··· Available data ···

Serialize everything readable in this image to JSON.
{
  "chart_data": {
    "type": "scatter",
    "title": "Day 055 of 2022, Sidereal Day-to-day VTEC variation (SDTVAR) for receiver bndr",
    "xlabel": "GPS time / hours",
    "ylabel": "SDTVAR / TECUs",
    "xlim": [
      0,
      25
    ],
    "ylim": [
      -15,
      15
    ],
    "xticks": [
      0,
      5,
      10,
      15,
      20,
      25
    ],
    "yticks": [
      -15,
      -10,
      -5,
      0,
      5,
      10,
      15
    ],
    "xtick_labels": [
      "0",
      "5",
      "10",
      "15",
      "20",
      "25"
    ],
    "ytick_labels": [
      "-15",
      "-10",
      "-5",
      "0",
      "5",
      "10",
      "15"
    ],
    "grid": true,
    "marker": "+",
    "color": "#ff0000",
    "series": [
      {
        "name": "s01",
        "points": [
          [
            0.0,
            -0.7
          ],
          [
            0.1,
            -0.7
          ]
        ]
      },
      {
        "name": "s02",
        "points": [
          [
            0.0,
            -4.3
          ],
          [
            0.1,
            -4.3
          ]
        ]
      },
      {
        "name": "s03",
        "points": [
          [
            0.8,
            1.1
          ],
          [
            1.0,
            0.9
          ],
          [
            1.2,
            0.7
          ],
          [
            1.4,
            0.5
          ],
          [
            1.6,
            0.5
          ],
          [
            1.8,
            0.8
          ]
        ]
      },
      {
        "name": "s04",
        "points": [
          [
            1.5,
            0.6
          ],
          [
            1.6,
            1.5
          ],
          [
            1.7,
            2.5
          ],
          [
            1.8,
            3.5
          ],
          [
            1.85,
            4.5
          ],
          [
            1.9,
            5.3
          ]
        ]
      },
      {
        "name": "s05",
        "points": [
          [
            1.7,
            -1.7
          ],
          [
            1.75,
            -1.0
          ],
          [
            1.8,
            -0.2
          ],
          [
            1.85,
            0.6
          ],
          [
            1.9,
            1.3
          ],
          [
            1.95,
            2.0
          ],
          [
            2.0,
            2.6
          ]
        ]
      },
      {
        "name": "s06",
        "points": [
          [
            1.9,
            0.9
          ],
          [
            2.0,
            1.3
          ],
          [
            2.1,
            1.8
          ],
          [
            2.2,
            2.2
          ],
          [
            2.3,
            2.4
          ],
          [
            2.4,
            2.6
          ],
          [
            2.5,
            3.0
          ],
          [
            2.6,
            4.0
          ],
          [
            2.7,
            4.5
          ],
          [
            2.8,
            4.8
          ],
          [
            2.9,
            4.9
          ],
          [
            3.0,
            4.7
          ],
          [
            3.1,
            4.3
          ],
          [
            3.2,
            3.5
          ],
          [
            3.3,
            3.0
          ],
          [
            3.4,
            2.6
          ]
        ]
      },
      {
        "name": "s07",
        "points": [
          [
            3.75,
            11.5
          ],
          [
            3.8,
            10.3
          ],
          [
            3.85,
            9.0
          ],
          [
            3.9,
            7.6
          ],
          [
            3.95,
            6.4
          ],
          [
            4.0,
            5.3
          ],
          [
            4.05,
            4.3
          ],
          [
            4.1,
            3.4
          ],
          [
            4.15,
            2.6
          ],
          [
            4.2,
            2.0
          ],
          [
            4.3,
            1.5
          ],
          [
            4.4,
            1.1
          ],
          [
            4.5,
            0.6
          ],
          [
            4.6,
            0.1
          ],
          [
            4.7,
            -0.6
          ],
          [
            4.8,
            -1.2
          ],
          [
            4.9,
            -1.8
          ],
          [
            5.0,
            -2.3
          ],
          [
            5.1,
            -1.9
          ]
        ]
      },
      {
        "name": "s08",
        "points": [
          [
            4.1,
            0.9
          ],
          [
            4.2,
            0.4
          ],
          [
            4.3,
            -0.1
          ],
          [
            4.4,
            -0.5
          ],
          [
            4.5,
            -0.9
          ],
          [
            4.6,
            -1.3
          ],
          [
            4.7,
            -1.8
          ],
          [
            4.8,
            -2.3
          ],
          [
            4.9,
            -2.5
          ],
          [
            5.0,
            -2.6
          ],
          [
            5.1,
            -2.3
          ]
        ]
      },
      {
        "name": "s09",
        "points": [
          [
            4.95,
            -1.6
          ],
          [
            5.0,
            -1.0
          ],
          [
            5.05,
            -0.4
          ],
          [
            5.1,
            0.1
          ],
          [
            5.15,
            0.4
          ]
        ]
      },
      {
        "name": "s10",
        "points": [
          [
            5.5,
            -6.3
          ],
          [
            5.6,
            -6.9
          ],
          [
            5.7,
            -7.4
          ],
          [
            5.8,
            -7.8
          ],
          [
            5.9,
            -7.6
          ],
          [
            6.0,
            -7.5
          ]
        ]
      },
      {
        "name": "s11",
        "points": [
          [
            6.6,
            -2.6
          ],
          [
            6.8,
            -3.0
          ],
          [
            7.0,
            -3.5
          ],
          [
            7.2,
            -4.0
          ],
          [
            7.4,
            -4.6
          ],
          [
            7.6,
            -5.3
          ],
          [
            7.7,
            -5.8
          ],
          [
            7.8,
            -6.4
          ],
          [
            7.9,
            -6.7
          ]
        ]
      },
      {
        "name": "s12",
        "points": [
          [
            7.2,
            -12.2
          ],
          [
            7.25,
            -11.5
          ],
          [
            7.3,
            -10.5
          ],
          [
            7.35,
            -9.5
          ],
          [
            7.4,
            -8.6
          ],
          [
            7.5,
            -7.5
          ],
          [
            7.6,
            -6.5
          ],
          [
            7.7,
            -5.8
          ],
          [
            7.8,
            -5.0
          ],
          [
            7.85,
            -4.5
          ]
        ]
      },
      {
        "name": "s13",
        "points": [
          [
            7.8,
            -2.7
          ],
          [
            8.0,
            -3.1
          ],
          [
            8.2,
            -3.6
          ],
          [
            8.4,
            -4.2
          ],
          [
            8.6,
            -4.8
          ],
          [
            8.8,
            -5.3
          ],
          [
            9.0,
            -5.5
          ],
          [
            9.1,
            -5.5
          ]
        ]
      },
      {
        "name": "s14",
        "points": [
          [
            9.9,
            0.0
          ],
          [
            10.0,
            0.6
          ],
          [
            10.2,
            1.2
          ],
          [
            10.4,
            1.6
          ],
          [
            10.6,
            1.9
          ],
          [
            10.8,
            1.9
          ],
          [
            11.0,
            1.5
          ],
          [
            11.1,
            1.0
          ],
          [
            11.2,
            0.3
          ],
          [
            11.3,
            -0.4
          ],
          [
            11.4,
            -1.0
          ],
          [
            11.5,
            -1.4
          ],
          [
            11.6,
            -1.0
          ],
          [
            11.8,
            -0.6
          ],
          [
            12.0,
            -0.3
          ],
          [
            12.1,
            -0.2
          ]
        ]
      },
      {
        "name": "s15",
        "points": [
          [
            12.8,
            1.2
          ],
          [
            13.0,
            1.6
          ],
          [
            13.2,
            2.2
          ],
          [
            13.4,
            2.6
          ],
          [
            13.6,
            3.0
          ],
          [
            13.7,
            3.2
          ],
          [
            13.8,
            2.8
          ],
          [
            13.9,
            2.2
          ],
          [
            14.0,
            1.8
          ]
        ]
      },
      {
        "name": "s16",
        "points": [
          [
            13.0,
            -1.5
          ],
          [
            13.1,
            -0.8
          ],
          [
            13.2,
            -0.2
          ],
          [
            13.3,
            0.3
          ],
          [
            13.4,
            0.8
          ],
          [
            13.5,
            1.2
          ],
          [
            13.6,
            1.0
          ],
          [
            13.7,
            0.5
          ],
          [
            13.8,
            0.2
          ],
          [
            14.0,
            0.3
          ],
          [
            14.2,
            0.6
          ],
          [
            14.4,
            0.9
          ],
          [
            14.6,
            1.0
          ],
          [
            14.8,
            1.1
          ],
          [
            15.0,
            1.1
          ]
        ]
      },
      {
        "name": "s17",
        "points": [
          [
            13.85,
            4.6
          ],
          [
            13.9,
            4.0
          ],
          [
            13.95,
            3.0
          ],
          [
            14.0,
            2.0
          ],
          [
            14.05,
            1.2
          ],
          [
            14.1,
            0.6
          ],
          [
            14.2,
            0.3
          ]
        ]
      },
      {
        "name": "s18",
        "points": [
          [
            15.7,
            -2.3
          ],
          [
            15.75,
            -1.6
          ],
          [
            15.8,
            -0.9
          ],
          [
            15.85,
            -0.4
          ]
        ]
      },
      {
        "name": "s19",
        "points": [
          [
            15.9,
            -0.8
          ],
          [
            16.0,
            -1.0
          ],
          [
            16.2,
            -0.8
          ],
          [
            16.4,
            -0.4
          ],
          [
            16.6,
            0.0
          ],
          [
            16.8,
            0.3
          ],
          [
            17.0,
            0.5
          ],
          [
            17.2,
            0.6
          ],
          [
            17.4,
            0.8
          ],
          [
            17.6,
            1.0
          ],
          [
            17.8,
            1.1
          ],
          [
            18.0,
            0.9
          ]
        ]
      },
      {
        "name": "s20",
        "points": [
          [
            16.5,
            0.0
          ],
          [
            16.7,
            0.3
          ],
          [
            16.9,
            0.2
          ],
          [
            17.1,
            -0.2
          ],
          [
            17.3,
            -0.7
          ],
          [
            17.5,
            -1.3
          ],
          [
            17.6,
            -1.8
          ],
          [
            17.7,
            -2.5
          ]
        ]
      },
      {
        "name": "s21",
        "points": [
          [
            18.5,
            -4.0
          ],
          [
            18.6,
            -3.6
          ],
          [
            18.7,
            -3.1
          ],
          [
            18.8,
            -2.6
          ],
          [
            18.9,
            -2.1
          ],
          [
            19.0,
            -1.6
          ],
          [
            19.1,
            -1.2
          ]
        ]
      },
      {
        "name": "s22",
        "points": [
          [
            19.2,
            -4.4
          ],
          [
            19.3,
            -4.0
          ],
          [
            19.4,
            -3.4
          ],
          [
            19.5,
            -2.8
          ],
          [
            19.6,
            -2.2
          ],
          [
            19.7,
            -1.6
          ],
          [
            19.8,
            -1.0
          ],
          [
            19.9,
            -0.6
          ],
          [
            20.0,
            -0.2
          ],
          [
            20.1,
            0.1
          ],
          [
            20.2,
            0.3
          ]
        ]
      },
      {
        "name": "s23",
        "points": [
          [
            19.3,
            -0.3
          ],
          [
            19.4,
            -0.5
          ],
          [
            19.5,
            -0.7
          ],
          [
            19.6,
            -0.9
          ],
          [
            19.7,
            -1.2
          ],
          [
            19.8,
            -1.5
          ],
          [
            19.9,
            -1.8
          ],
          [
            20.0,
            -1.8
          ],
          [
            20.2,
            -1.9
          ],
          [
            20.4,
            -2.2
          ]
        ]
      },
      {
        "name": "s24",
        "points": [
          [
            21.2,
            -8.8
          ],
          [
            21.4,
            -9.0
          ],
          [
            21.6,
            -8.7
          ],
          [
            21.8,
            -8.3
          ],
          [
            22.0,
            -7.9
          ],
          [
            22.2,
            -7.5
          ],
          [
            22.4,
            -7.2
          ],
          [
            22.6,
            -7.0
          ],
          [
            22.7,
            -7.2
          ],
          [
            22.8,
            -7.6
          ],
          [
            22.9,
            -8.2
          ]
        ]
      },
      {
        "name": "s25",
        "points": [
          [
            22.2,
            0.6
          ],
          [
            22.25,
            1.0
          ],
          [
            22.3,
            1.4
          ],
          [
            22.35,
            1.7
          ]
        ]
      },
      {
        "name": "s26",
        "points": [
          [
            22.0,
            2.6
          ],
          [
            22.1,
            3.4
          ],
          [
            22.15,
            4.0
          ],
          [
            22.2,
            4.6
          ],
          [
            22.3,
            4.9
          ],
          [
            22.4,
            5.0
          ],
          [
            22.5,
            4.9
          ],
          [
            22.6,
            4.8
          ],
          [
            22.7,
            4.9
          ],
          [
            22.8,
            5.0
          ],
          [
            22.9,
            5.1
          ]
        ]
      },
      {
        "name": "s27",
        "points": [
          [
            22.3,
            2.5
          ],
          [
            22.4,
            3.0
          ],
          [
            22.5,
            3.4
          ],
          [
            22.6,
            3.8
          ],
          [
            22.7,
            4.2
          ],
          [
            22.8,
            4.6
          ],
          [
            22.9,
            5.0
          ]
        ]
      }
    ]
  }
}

···

**Task goal:**
Extract every line from the records above that contains the word "SDTVAR".

**Written reply:**
    "title": "Day 055 of 2022, Sidereal Day-to-day VTEC variation (SDTVAR) for receiver bndr",
    "ylabel": "SDTVAR / TECUs",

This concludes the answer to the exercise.